# Description of the task:
Take each line that has the word "účely" and return it.

# Records:
════
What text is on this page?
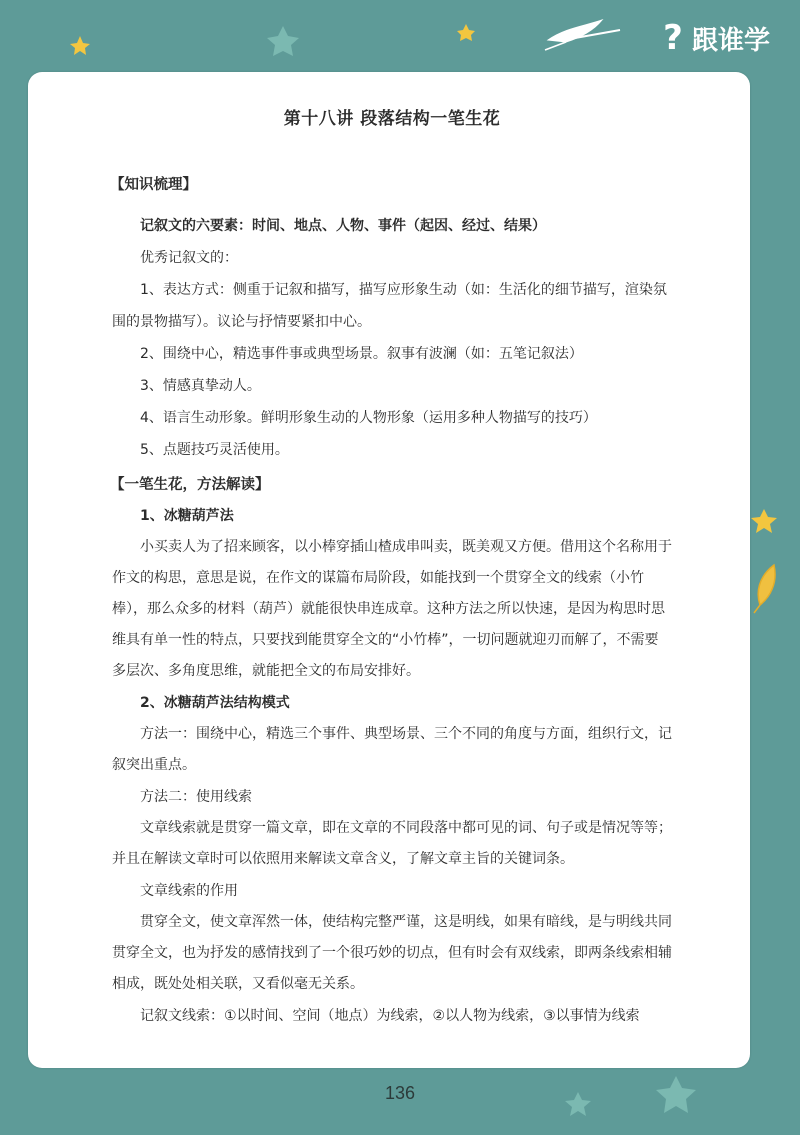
? 跟谁学
第十八讲 段落结构一笔生花
【知识梳理】

记叙文的六要素：时间、地点、人物、事件（起因、经过、结果）

优秀记叙文的：

1、表达方式：侧重于记叙和描写，描写应形象生动（如：生活化的细节描写，渲染氛围的景物描写）。议论与抒情要紧扣中心。

2、围绕中心，精选事件事或典型场景。叙事有波澜（如：五笔记叙法）

3、情感真挚动人。

4、语言生动形象。鲜明形象生动的人物形象（运用多种人物描写的技巧）

5、点题技巧灵活使用。

【一笔生花，方法解读】

1、冰糖葫芦法

小买卖人为了招来顾客，以小棒穿插山楂成串叫卖，既美观又方便。借用这个名称用于作文的构思，意思是说，在作文的谋篇布局阶段，如能找到一个贯穿全文的线索（小竹棒），那么众多的材料（葫芦）就能很快串连成章。这种方法之所以快速，是因为构思时思维具有单一性的特点，只要找到能贯穿全文的“小竹棒”，一切问题就迎刃而解了，不需要多层次、多角度思维，就能把全文的布局安排好。

2、冰糖葫芦法结构模式

方法一：围绕中心，精选三个事件、典型场景、三个不同的角度与方面，组织行文，记叙突出重点。

方法二：使用线索

文章线索就是贯穿一篇文章，即在文章的不同段落中都可见的词、句子或是情况等等；并且在解读文章时可以依照用来解读文章含义，了解文章主旨的关键词条。

文章线索的作用

贯穿全文，使文章浑然一体，使结构完整严谨，这是明线，如果有暗线，是与明线共同贯穿全文，也为抒发的感情找到了一个很巧妙的切点，但有时会有双线索，即两条线索相辅相成，既处处相关联，又看似毫无关系。

记叙文线索：①以时间、空间（地点）为线索，②以人物为线索，③以事情为线索

136
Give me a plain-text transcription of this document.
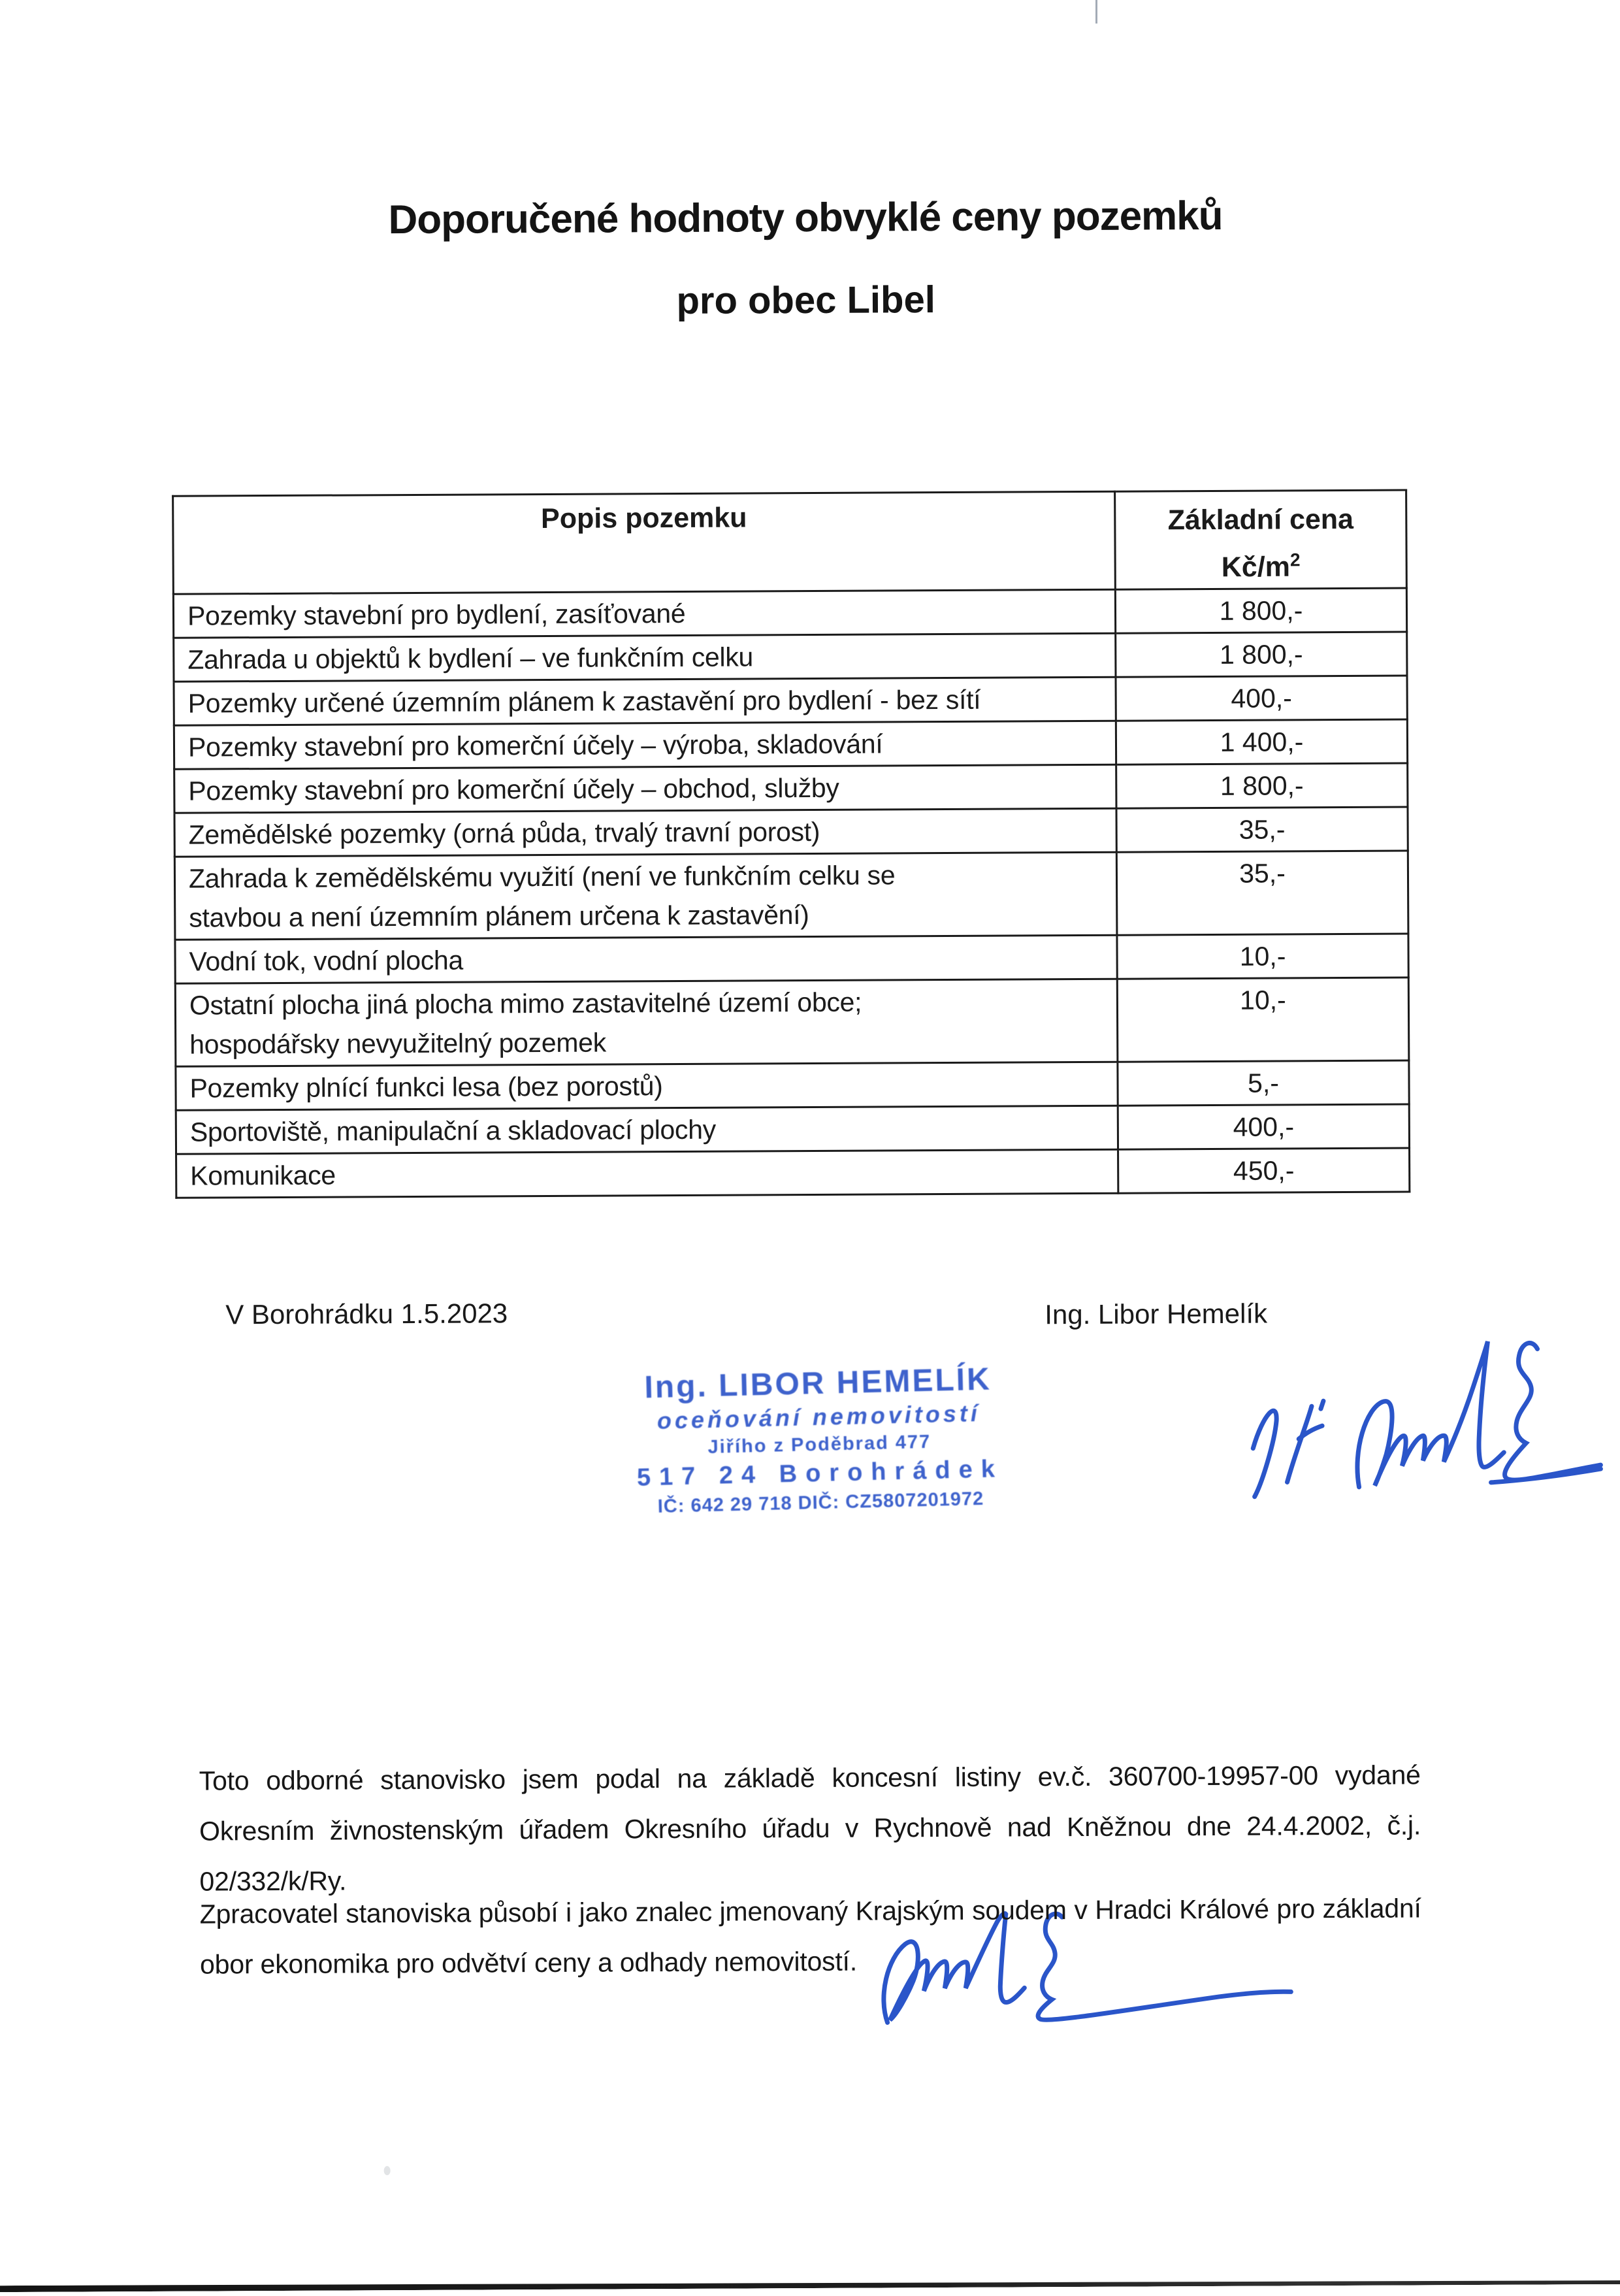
Doporučené hodnoty obvyklé ceny pozemků
pro obec Libel
Popis pozemku	Základní cena
$Kč/m^2$
Pozemky stavební pro bydlení, zasíťované	1 800,-
Zahrada u objektů k bydlení – ve funkčním celku	1 800,-
Pozemky určené územním plánem k zastavění pro bydlení - bez sítí	400,-
Pozemky stavební pro komerční účely – výroba, skladování	1 400,-
Pozemky stavební pro komerční účely – obchod, služby	1 800,-
Zemědělské pozemky (orná půda, trvalý travní porost)	35,-
Zahrada k zemědělskému využití (není ve funkčním celku se
stavbou a není územním plánem určena k zastavění)	35,-
Vodní tok, vodní plocha	10,-
Ostatní plocha jiná plocha mimo zastavitelné území obce;
hospodářsky nevyužitelný pozemek	10,-
Pozemky plnící funkci lesa (bez porostů)	5,-
Sportoviště, manipulační a skladovací plochy	400,-
Komunikace	450,-
V Borohrádku 1.5.2023	Ing. Libor Hemelík
Ing. LIBOR HEMELÍK
oceňování nemovitostí
Jiřího z Poděbrad 477
517 24 Borohrádek
IČ: 642 29 718 DIČ: CZ5807201972

Toto odborné stanovisko jsem podal na základě koncesní listiny ev.č. 360700-19957-00 vydané Okresním živnostenským úřadem Okresního úřadu v Rychnově nad Kněžnou dne 24.4.2002, č.j. 02/332/k/Ry.

Zpracovatel stanoviska působí i jako znalec jmenovaný Krajským soudem v Hradci Králové pro základní obor ekonomika pro odvětví ceny a odhady nemovitostí.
════
# Result of this exercise:
Pozemky stavební pro komerční účely – výroba, skladování	1 400,-
Pozemky stavební pro komerční účely – obchod, služby	1 800,-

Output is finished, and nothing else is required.